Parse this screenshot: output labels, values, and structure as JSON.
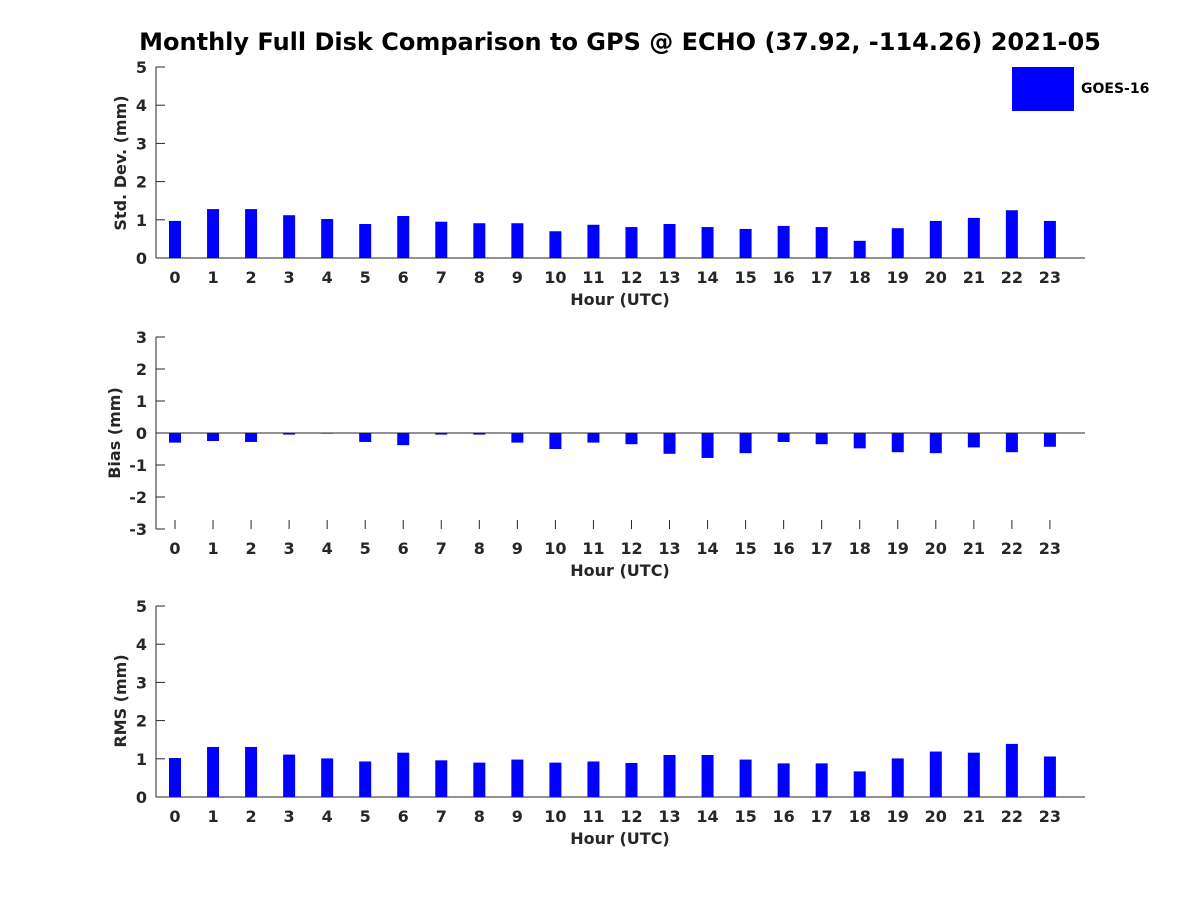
{
  "title": "Monthly Full Disk Comparison to GPS @ ECHO (37.92, -114.26) 2021-05",
  "legend": {
    "label": "GOES-16",
    "color": "#0000ff"
  },
  "chart_data": [
    {
      "type": "bar",
      "categories": [
        "0",
        "1",
        "2",
        "3",
        "4",
        "5",
        "6",
        "7",
        "8",
        "9",
        "10",
        "11",
        "12",
        "13",
        "14",
        "15",
        "16",
        "17",
        "18",
        "19",
        "20",
        "21",
        "22",
        "23"
      ],
      "series": [
        {
          "name": "GOES-16",
          "values": [
            0.97,
            1.28,
            1.28,
            1.12,
            1.02,
            0.89,
            1.1,
            0.95,
            0.91,
            0.91,
            0.7,
            0.87,
            0.81,
            0.89,
            0.81,
            0.76,
            0.84,
            0.81,
            0.45,
            0.78,
            0.97,
            1.05,
            1.25,
            0.97
          ]
        }
      ],
      "xlabel": "Hour (UTC)",
      "ylabel": "Std. Dev. (mm)",
      "ylim": [
        0,
        5
      ],
      "yticks": [
        "0",
        "1",
        "2",
        "3",
        "4",
        "5"
      ],
      "grid": false
    },
    {
      "type": "bar",
      "categories": [
        "0",
        "1",
        "2",
        "3",
        "4",
        "5",
        "6",
        "7",
        "8",
        "9",
        "10",
        "11",
        "12",
        "13",
        "14",
        "15",
        "16",
        "17",
        "18",
        "19",
        "20",
        "21",
        "22",
        "23"
      ],
      "series": [
        {
          "name": "GOES-16",
          "values": [
            -0.3,
            -0.25,
            -0.28,
            -0.05,
            -0.02,
            -0.28,
            -0.38,
            -0.05,
            -0.05,
            -0.3,
            -0.5,
            -0.3,
            -0.35,
            -0.65,
            -0.78,
            -0.63,
            -0.28,
            -0.35,
            -0.48,
            -0.6,
            -0.63,
            -0.45,
            -0.6,
            -0.43
          ]
        }
      ],
      "xlabel": "Hour (UTC)",
      "ylabel": "Bias (mm)",
      "ylim": [
        -3,
        3
      ],
      "yticks": [
        "-3",
        "-2",
        "-1",
        "0",
        "1",
        "2",
        "3"
      ],
      "grid": false
    },
    {
      "type": "bar",
      "categories": [
        "0",
        "1",
        "2",
        "3",
        "4",
        "5",
        "6",
        "7",
        "8",
        "9",
        "10",
        "11",
        "12",
        "13",
        "14",
        "15",
        "16",
        "17",
        "18",
        "19",
        "20",
        "21",
        "22",
        "23"
      ],
      "series": [
        {
          "name": "GOES-16",
          "values": [
            1.02,
            1.31,
            1.31,
            1.11,
            1.01,
            0.93,
            1.16,
            0.96,
            0.9,
            0.98,
            0.9,
            0.93,
            0.89,
            1.1,
            1.1,
            0.98,
            0.88,
            0.88,
            0.67,
            1.01,
            1.19,
            1.16,
            1.39,
            1.06
          ]
        }
      ],
      "xlabel": "Hour (UTC)",
      "ylabel": "RMS (mm)",
      "ylim": [
        0,
        5
      ],
      "yticks": [
        "0",
        "1",
        "2",
        "3",
        "4",
        "5"
      ],
      "grid": false
    }
  ]
}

# # #

▶ WRITTEN EXERCISE:
Return to the listing above and set it down exactly, leaving out its pictures.

▶ RESPONSE FOR THIS EXERCISE:
Parse this screenshot: output labels, values, and structure as JSON.
{
  "title": "Monthly Full Disk Comparison to GPS @ ECHO (37.92, -114.26) 2021-05",
  "legend": {
    "label": "GOES-16",
    "color": "#0000ff"
  },
  "chart_data": [
    {
      "type": "bar",
      "categories": [
        "0",
        "1",
        "2",
        "3",
        "4",
        "5",
        "6",
        "7",
        "8",
        "9",
        "10",
        "11",
        "12",
        "13",
        "14",
        "15",
        "16",
        "17",
        "18",
        "19",
        "20",
        "21",
        "22",
        "23"
      ],
      "series": [
        {
          "name": "GOES-16",
          "values": [
            0.97,
            1.28,
            1.28,
            1.12,
            1.02,
            0.89,
            1.1,
            0.95,
            0.91,
            0.91,
            0.7,
            0.87,
            0.81,
            0.89,
            0.81,
            0.76,
            0.84,
            0.81,
            0.45,
            0.78,
            0.97,
            1.05,
            1.25,
            0.97
          ]
        }
      ],
      "xlabel": "Hour (UTC)",
      "ylabel": "Std. Dev. (mm)",
      "ylim": [
        0,
        5
      ],
      "yticks": [
        "0",
        "1",
        "2",
        "3",
        "4",
        "5"
      ],
      "grid": false
    },
    {
      "type": "bar",
      "categories": [
        "0",
        "1",
        "2",
        "3",
        "4",
        "5",
        "6",
        "7",
        "8",
        "9",
        "10",
        "11",
        "12",
        "13",
        "14",
        "15",
        "16",
        "17",
        "18",
        "19",
        "20",
        "21",
        "22",
        "23"
      ],
      "series": [
        {
          "name": "GOES-16",
          "values": [
            -0.3,
            -0.25,
            -0.28,
            -0.05,
            -0.02,
            -0.28,
            -0.38,
            -0.05,
            -0.05,
            -0.3,
            -0.5,
            -0.3,
            -0.35,
            -0.65,
            -0.78,
            -0.63,
            -0.28,
            -0.35,
            -0.48,
            -0.6,
            -0.63,
            -0.45,
            -0.6,
            -0.43
          ]
        }
      ],
      "xlabel": "Hour (UTC)",
      "ylabel": "Bias (mm)",
      "ylim": [
        -3,
        3
      ],
      "yticks": [
        "-3",
        "-2",
        "-1",
        "0",
        "1",
        "2",
        "3"
      ],
      "grid": false
    },
    {
      "type": "bar",
      "categories": [
        "0",
        "1",
        "2",
        "3",
        "4",
        "5",
        "6",
        "7",
        "8",
        "9",
        "10",
        "11",
        "12",
        "13",
        "14",
        "15",
        "16",
        "17",
        "18",
        "19",
        "20",
        "21",
        "22",
        "23"
      ],
      "series": [
        {
          "name": "GOES-16",
          "values": [
            1.02,
            1.31,
            1.31,
            1.11,
            1.01,
            0.93,
            1.16,
            0.96,
            0.9,
            0.98,
            0.9,
            0.93,
            0.89,
            1.1,
            1.1,
            0.98,
            0.88,
            0.88,
            0.67,
            1.01,
            1.19,
            1.16,
            1.39,
            1.06
          ]
        }
      ],
      "xlabel": "Hour (UTC)",
      "ylabel": "RMS (mm)",
      "ylim": [
        0,
        5
      ],
      "yticks": [
        "0",
        "1",
        "2",
        "3",
        "4",
        "5"
      ],
      "grid": false
    }
  ]
}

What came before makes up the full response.